-- TASK OBJECTIVE --
Copy each line in the data that includes the word "messages".

-- RECORD LIST --
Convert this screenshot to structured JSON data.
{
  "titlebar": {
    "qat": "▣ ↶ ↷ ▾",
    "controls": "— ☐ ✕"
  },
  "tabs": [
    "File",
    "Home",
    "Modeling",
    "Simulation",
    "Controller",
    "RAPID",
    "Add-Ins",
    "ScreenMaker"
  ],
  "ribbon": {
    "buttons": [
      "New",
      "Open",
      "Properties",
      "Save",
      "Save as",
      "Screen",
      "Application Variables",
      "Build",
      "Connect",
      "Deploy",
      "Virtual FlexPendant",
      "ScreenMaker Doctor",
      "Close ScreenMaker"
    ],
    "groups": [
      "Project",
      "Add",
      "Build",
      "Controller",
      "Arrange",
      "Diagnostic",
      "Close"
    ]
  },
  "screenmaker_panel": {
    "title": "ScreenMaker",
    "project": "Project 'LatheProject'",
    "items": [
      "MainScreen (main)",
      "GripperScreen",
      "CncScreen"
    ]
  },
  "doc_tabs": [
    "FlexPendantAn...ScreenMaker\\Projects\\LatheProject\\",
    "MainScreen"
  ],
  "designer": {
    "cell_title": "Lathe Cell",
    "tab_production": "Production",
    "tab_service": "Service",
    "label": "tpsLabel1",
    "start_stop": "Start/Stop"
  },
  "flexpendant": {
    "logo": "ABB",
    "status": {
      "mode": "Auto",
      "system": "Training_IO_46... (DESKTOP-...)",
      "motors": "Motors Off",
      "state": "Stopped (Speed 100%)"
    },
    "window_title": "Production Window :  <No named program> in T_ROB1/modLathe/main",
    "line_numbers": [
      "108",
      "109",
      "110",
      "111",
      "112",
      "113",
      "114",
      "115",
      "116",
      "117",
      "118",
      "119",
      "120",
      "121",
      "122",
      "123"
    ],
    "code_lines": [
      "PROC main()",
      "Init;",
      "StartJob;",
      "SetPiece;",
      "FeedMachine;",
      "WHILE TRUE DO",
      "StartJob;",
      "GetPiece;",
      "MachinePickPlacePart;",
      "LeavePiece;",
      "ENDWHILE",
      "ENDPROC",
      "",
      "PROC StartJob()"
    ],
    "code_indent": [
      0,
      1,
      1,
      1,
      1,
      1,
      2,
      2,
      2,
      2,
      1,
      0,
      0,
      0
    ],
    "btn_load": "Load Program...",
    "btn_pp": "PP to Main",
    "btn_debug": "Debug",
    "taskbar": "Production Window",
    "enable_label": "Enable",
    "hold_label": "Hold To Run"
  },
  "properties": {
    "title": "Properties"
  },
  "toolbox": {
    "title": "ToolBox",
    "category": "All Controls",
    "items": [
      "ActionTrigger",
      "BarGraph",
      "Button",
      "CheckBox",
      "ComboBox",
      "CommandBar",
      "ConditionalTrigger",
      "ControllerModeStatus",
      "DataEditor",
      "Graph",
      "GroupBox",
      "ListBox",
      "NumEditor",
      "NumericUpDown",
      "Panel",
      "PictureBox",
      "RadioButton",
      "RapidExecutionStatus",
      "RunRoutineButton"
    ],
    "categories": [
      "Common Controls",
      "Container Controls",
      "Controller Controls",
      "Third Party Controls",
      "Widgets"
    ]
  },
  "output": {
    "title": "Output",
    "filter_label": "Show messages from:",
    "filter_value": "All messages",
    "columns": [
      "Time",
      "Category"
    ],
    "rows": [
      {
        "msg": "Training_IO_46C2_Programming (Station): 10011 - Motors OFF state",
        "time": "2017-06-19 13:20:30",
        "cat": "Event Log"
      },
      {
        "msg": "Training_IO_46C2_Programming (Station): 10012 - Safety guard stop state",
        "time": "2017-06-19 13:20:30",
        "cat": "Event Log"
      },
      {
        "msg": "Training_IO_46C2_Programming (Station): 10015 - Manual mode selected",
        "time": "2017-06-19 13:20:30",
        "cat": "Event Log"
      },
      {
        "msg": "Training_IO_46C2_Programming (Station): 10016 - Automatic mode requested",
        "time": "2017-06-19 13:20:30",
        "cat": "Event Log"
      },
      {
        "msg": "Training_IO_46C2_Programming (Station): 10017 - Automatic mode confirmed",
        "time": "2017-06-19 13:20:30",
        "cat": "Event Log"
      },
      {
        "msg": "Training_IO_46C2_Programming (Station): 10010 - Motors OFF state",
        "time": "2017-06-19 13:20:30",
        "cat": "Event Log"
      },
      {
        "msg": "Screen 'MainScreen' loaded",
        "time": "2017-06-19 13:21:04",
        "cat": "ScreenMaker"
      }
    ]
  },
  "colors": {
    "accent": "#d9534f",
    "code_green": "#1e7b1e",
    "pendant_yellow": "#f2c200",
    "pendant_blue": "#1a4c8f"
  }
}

-- EXERCISE RESPONSE --
    "filter_label": "Show messages from:",
    "filter_value": "All messages",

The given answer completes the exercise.